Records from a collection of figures
---

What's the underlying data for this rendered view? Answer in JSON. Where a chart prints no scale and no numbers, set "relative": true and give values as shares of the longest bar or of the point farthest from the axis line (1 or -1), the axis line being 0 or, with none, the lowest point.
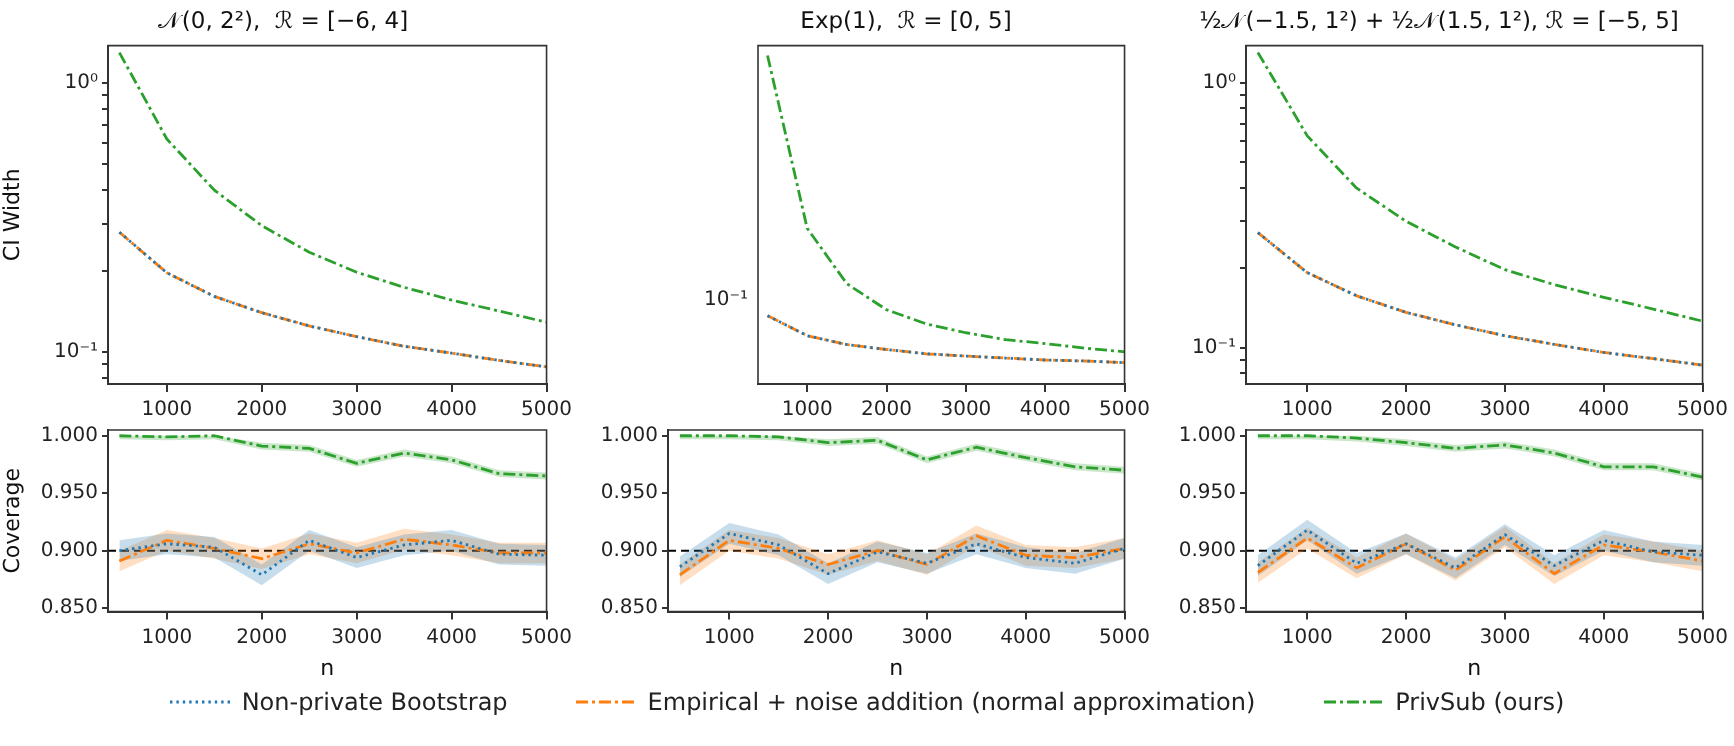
{
  "chart_data": [
    {
      "type": "line",
      "title": "𝒩(0, 2²),  ℛ = [−6, 4]",
      "ylabel": "CI Width",
      "log": "y",
      "x": [
        500,
        1000,
        1500,
        2000,
        2500,
        3000,
        3500,
        4000,
        4500,
        5000
      ],
      "xlim": [
        380,
        5000
      ],
      "xticks": [
        1000,
        2000,
        3000,
        4000,
        5000
      ],
      "ylim": [
        0.076,
        1.38
      ],
      "yticks": [
        {
          "value": 1,
          "label": "10⁰"
        },
        {
          "value": 0.1,
          "label": "10⁻¹"
        },
        {
          "value": 0.08,
          "label": null
        },
        {
          "value": 0.09,
          "label": null
        },
        {
          "value": 0.2,
          "label": null
        },
        {
          "value": 0.3,
          "label": null
        },
        {
          "value": 0.4,
          "label": null
        },
        {
          "value": 0.5,
          "label": null
        },
        {
          "value": 0.6,
          "label": null
        },
        {
          "value": 0.7,
          "label": null
        },
        {
          "value": 0.8,
          "label": null
        },
        {
          "value": 0.9,
          "label": null
        }
      ],
      "series": [
        {
          "color": "#1f77b4",
          "line_style": "dotted",
          "values": [
            0.279,
            0.197,
            0.161,
            0.14,
            0.125,
            0.114,
            0.105,
            0.099,
            0.093,
            0.088
          ]
        },
        {
          "color": "#ff7f0e",
          "line_style": "dashed",
          "values": [
            0.279,
            0.197,
            0.161,
            0.14,
            0.125,
            0.114,
            0.105,
            0.099,
            0.093,
            0.088
          ]
        },
        {
          "color": "#2ca02c",
          "line_style": "dashed",
          "values": [
            1.3,
            0.62,
            0.4,
            0.295,
            0.235,
            0.198,
            0.174,
            0.156,
            0.142,
            0.129
          ]
        }
      ]
    },
    {
      "type": "line",
      "title": "Exp(1),  ℛ = [0, 5]",
      "relative": true,
      "annotations": [
        "10⁻¹"
      ],
      "x": [
        500,
        1000,
        1500,
        2000,
        2500,
        3000,
        3500,
        4000,
        4500,
        5000
      ],
      "xlim": [
        380,
        5000
      ],
      "xticks": [
        1000,
        2000,
        3000,
        4000,
        5000
      ],
      "series": [
        {
          "color": "#1f77b4",
          "line_style": "dotted",
          "values": [
            0.208,
            0.147,
            0.12,
            0.105,
            0.092,
            0.085,
            0.079,
            0.073,
            0.07,
            0.065
          ]
        },
        {
          "color": "#ff7f0e",
          "line_style": "dashed",
          "values": [
            0.208,
            0.147,
            0.12,
            0.105,
            0.092,
            0.085,
            0.079,
            0.073,
            0.07,
            0.065
          ]
        },
        {
          "color": "#2ca02c",
          "line_style": "dashed",
          "values": [
            1,
            0.474,
            0.305,
            0.226,
            0.183,
            0.156,
            0.135,
            0.123,
            0.109,
            0.098
          ]
        }
      ]
    },
    {
      "type": "line",
      "title": "½𝒩(−1.5, 1²) + ½𝒩(1.5, 1²), ℛ = [−5, 5]",
      "log": "y",
      "x": [
        500,
        1000,
        1500,
        2000,
        2500,
        3000,
        3500,
        4000,
        4500,
        5000
      ],
      "xlim": [
        380,
        5000
      ],
      "xticks": [
        1000,
        2000,
        3000,
        4000,
        5000
      ],
      "ylim": [
        0.073,
        1.38
      ],
      "yticks": [
        {
          "value": 1,
          "label": "10⁰"
        },
        {
          "value": 0.1,
          "label": "10⁻¹"
        },
        {
          "value": 0.08,
          "label": null
        },
        {
          "value": 0.09,
          "label": null
        },
        {
          "value": 0.2,
          "label": null
        },
        {
          "value": 0.3,
          "label": null
        },
        {
          "value": 0.4,
          "label": null
        },
        {
          "value": 0.5,
          "label": null
        },
        {
          "value": 0.6,
          "label": null
        },
        {
          "value": 0.7,
          "label": null
        },
        {
          "value": 0.8,
          "label": null
        },
        {
          "value": 0.9,
          "label": null
        }
      ],
      "series": [
        {
          "color": "#1f77b4",
          "line_style": "dotted",
          "values": [
            0.272,
            0.192,
            0.157,
            0.136,
            0.122,
            0.111,
            0.103,
            0.096,
            0.091,
            0.086
          ]
        },
        {
          "color": "#ff7f0e",
          "line_style": "dashed",
          "values": [
            0.272,
            0.192,
            0.157,
            0.136,
            0.122,
            0.111,
            0.103,
            0.096,
            0.091,
            0.086
          ]
        },
        {
          "color": "#2ca02c",
          "line_style": "dashed",
          "values": [
            1.3,
            0.63,
            0.4,
            0.3,
            0.24,
            0.197,
            0.173,
            0.155,
            0.14,
            0.126
          ]
        }
      ]
    },
    {
      "type": "line",
      "xlabel": "n",
      "ylabel": "Coverage",
      "x": [
        500,
        1000,
        1500,
        2000,
        2500,
        3000,
        3500,
        4000,
        4500,
        5000
      ],
      "xlim": [
        380,
        5000
      ],
      "xticks": [
        1000,
        2000,
        3000,
        4000,
        5000
      ],
      "ylim": [
        0.847,
        1.005
      ],
      "yticks": [
        {
          "value": 0.85,
          "label": "0.850"
        },
        {
          "value": 0.9,
          "label": "0.900"
        },
        {
          "value": 0.95,
          "label": "0.950"
        },
        {
          "value": 1,
          "label": "1.000"
        }
      ],
      "ref_lines": [
        {
          "axis": "y",
          "value": 0.9,
          "color": "#000000",
          "line_style": "dashed"
        }
      ],
      "series": [
        {
          "color": "#1f77b4",
          "line_style": "dotted",
          "values": [
            0.9,
            0.906,
            0.903,
            0.879,
            0.909,
            0.894,
            0.905,
            0.909,
            0.897,
            0.896
          ],
          "lower": [
            0.891,
            0.897,
            0.894,
            0.87,
            0.9,
            0.885,
            0.896,
            0.9,
            0.888,
            0.887
          ],
          "upper": [
            0.909,
            0.915,
            0.912,
            0.888,
            0.918,
            0.903,
            0.914,
            0.918,
            0.906,
            0.905
          ]
        },
        {
          "color": "#ff7f0e",
          "line_style": "dashed",
          "values": [
            0.891,
            0.909,
            0.902,
            0.893,
            0.906,
            0.898,
            0.91,
            0.905,
            0.898,
            0.898
          ],
          "lower": [
            0.882,
            0.9,
            0.893,
            0.884,
            0.897,
            0.889,
            0.901,
            0.896,
            0.889,
            0.889
          ],
          "upper": [
            0.9,
            0.918,
            0.911,
            0.902,
            0.915,
            0.907,
            0.919,
            0.914,
            0.907,
            0.907
          ]
        },
        {
          "color": "#2ca02c",
          "line_style": "dashed",
          "values": [
            1.0,
            0.999,
            1.0,
            0.991,
            0.989,
            0.976,
            0.985,
            0.979,
            0.967,
            0.965
          ],
          "lower": [
            0.997,
            0.996,
            0.997,
            0.988,
            0.986,
            0.973,
            0.982,
            0.976,
            0.964,
            0.962
          ],
          "upper": [
            1.0,
            1.0,
            1.0,
            0.994,
            0.992,
            0.979,
            0.988,
            0.982,
            0.97,
            0.968
          ]
        }
      ]
    },
    {
      "type": "line",
      "xlabel": "n",
      "legend": "bottom",
      "x": [
        500,
        1000,
        1500,
        2000,
        2500,
        3000,
        3500,
        4000,
        4500,
        5000
      ],
      "xlim": [
        380,
        5000
      ],
      "xticks": [
        1000,
        2000,
        3000,
        4000,
        5000
      ],
      "ylim": [
        0.847,
        1.005
      ],
      "yticks": [
        {
          "value": 0.85,
          "label": "0.850"
        },
        {
          "value": 0.9,
          "label": "0.900"
        },
        {
          "value": 0.95,
          "label": "0.950"
        },
        {
          "value": 1,
          "label": "1.000"
        }
      ],
      "ref_lines": [
        {
          "axis": "y",
          "value": 0.9,
          "color": "#000000",
          "line_style": "dashed"
        }
      ],
      "series": [
        {
          "name": "Non-private Bootstrap",
          "color": "#1f77b4",
          "line_style": "dotted",
          "values": [
            0.886,
            0.915,
            0.905,
            0.88,
            0.899,
            0.889,
            0.906,
            0.894,
            0.889,
            0.902
          ],
          "lower": [
            0.877,
            0.906,
            0.896,
            0.871,
            0.89,
            0.88,
            0.897,
            0.885,
            0.88,
            0.893
          ],
          "upper": [
            0.895,
            0.924,
            0.914,
            0.889,
            0.908,
            0.898,
            0.915,
            0.903,
            0.898,
            0.911
          ]
        },
        {
          "name": "Empirical + noise addition (normal approximation)",
          "color": "#ff7f0e",
          "line_style": "dashed",
          "values": [
            0.879,
            0.909,
            0.902,
            0.888,
            0.9,
            0.888,
            0.913,
            0.896,
            0.894,
            0.902
          ],
          "lower": [
            0.87,
            0.9,
            0.893,
            0.879,
            0.891,
            0.879,
            0.904,
            0.887,
            0.885,
            0.893
          ],
          "upper": [
            0.888,
            0.918,
            0.911,
            0.897,
            0.909,
            0.897,
            0.922,
            0.905,
            0.903,
            0.911
          ]
        },
        {
          "name": "PrivSub (ours)",
          "color": "#2ca02c",
          "line_style": "dashed",
          "values": [
            1.0,
            1.0,
            0.999,
            0.994,
            0.996,
            0.979,
            0.99,
            0.981,
            0.973,
            0.97
          ],
          "lower": [
            0.997,
            0.997,
            0.996,
            0.991,
            0.993,
            0.976,
            0.987,
            0.978,
            0.97,
            0.967
          ],
          "upper": [
            1.0,
            1.0,
            1.0,
            0.997,
            0.999,
            0.982,
            0.993,
            0.984,
            0.976,
            0.973
          ]
        }
      ]
    },
    {
      "type": "line",
      "xlabel": "n",
      "x": [
        500,
        1000,
        1500,
        2000,
        2500,
        3000,
        3500,
        4000,
        4500,
        5000
      ],
      "xlim": [
        380,
        5000
      ],
      "xticks": [
        1000,
        2000,
        3000,
        4000,
        5000
      ],
      "ylim": [
        0.847,
        1.005
      ],
      "yticks": [
        {
          "value": 0.85,
          "label": "0.850"
        },
        {
          "value": 0.9,
          "label": "0.900"
        },
        {
          "value": 0.95,
          "label": "0.950"
        },
        {
          "value": 1,
          "label": "1.000"
        }
      ],
      "ref_lines": [
        {
          "axis": "y",
          "value": 0.9,
          "color": "#000000",
          "line_style": "dashed"
        }
      ],
      "series": [
        {
          "color": "#1f77b4",
          "line_style": "dotted",
          "values": [
            0.887,
            0.918,
            0.889,
            0.906,
            0.885,
            0.914,
            0.887,
            0.909,
            0.899,
            0.896
          ],
          "lower": [
            0.878,
            0.909,
            0.88,
            0.897,
            0.876,
            0.905,
            0.878,
            0.9,
            0.89,
            0.887
          ],
          "upper": [
            0.896,
            0.927,
            0.898,
            0.915,
            0.894,
            0.923,
            0.896,
            0.918,
            0.908,
            0.905
          ]
        },
        {
          "color": "#ff7f0e",
          "line_style": "dashed",
          "values": [
            0.881,
            0.911,
            0.885,
            0.906,
            0.883,
            0.912,
            0.88,
            0.905,
            0.899,
            0.891
          ],
          "lower": [
            0.872,
            0.902,
            0.876,
            0.897,
            0.874,
            0.903,
            0.871,
            0.896,
            0.89,
            0.882
          ],
          "upper": [
            0.89,
            0.92,
            0.894,
            0.915,
            0.892,
            0.921,
            0.889,
            0.914,
            0.908,
            0.9
          ]
        },
        {
          "color": "#2ca02c",
          "line_style": "dashed",
          "values": [
            1.0,
            1.0,
            0.998,
            0.994,
            0.989,
            0.992,
            0.985,
            0.973,
            0.973,
            0.964
          ],
          "lower": [
            0.997,
            0.997,
            0.995,
            0.991,
            0.986,
            0.989,
            0.982,
            0.97,
            0.97,
            0.961
          ],
          "upper": [
            1.0,
            1.0,
            1.0,
            0.997,
            0.992,
            0.995,
            0.988,
            0.976,
            0.976,
            0.967
          ]
        }
      ]
    }
  ]
}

---

EXERCISE PROMPT:
Pick out every line holding the string "relative" and return it.

TASK SOLUTION:
What's the underlying data for this rendered view? Answer in JSON. Where a chart prints no scale and no numbers, set "relative": true and give values as shares of the longest bar or of the point farthest from the axis line (1 or -1), the axis line being 0 or, with none, the lowest point.
      "relative": true,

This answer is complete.